• **Your task**: Print every record below exactly as written.

(Dataset entries)
[BEGIN]

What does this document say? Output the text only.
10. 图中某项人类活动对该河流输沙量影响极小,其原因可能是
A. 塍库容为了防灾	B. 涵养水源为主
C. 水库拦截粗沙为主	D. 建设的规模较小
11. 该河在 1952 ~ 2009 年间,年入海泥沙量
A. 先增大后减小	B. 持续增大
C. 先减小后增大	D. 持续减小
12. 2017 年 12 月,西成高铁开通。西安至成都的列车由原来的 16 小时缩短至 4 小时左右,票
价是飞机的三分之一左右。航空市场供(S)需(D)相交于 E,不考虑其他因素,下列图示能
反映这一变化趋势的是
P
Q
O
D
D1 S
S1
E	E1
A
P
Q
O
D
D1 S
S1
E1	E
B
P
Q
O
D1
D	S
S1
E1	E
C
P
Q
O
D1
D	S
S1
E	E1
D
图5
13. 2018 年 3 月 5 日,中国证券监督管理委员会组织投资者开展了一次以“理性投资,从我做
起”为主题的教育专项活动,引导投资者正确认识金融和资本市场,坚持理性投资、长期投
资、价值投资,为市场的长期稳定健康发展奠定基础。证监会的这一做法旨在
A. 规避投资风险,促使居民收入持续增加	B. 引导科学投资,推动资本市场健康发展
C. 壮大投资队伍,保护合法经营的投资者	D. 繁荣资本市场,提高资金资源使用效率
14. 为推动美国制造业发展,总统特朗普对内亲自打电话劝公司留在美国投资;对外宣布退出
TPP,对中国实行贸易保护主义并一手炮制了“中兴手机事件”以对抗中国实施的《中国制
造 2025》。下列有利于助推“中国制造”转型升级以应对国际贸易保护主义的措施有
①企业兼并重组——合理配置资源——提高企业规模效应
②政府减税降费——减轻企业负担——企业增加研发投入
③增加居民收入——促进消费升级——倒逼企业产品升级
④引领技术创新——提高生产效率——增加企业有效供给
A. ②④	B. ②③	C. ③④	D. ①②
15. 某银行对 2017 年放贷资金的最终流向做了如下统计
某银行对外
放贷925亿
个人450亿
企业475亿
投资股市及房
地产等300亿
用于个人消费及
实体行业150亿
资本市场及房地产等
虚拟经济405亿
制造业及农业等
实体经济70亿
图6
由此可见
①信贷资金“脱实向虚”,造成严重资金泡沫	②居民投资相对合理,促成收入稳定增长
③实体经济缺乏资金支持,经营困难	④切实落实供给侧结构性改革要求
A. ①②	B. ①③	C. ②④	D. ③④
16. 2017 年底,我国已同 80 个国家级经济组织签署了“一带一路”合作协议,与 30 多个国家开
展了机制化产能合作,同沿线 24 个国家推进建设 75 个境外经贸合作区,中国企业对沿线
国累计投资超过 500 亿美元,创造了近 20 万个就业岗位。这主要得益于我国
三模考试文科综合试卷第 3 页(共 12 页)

[END]

• **Solution**:
What does this document say? Output the text only.
10. 图中某项人类活动对该河流输沙量影响极小,其原因可能是
A. 塍库容为了防灾	B. 涵养水源为主
C. 水库拦截粗沙为主	D. 建设的规模较小
11. 该河在 1952 ~ 2009 年间,年入海泥沙量
A. 先增大后减小	B. 持续增大
C. 先减小后增大	D. 持续减小
12. 2017 年 12 月,西成高铁开通。西安至成都的列车由原来的 16 小时缩短至 4 小时左右,票
价是飞机的三分之一左右。航空市场供(S)需(D)相交于 E,不考虑其他因素,下列图示能
反映这一变化趋势的是
P
Q
O
D
D1 S
S1
E	E1
A
P
Q
O
D
D1 S
S1
E1	E
B
P
Q
O
D1
D	S
S1
E1	E
C
P
Q
O
D1
D	S
S1
E	E1
D
图5
13. 2018 年 3 月 5 日,中国证券监督管理委员会组织投资者开展了一次以“理性投资,从我做
起”为主题的教育专项活动,引导投资者正确认识金融和资本市场,坚持理性投资、长期投
资、价值投资,为市场的长期稳定健康发展奠定基础。证监会的这一做法旨在
A. 规避投资风险,促使居民收入持续增加	B. 引导科学投资,推动资本市场健康发展
C. 壮大投资队伍,保护合法经营的投资者	D. 繁荣资本市场,提高资金资源使用效率
14. 为推动美国制造业发展,总统特朗普对内亲自打电话劝公司留在美国投资;对外宣布退出
TPP,对中国实行贸易保护主义并一手炮制了“中兴手机事件”以对抗中国实施的《中国制
造 2025》。下列有利于助推“中国制造”转型升级以应对国际贸易保护主义的措施有
①企业兼并重组——合理配置资源——提高企业规模效应
②政府减税降费——减轻企业负担——企业增加研发投入
③增加居民收入——促进消费升级——倒逼企业产品升级
④引领技术创新——提高生产效率——增加企业有效供给
A. ②④	B. ②③	C. ③④	D. ①②
15. 某银行对 2017 年放贷资金的最终流向做了如下统计
某银行对外
放贷925亿
个人450亿
企业475亿
投资股市及房
地产等300亿
用于个人消费及
实体行业150亿
资本市场及房地产等
虚拟经济405亿
制造业及农业等
实体经济70亿
图6
由此可见
①信贷资金“脱实向虚”,造成严重资金泡沫	②居民投资相对合理,促成收入稳定增长
③实体经济缺乏资金支持,经营困难	④切实落实供给侧结构性改革要求
A. ①②	B. ①③	C. ②④	D. ③④
16. 2017 年底,我国已同 80 个国家级经济组织签署了“一带一路”合作协议,与 30 多个国家开
展了机制化产能合作,同沿线 24 个国家推进建设 75 个境外经贸合作区,中国企业对沿线
国累计投资超过 500 亿美元,创造了近 20 万个就业岗位。这主要得益于我国
三模考试文科综合试卷第 3 页(共 12 页)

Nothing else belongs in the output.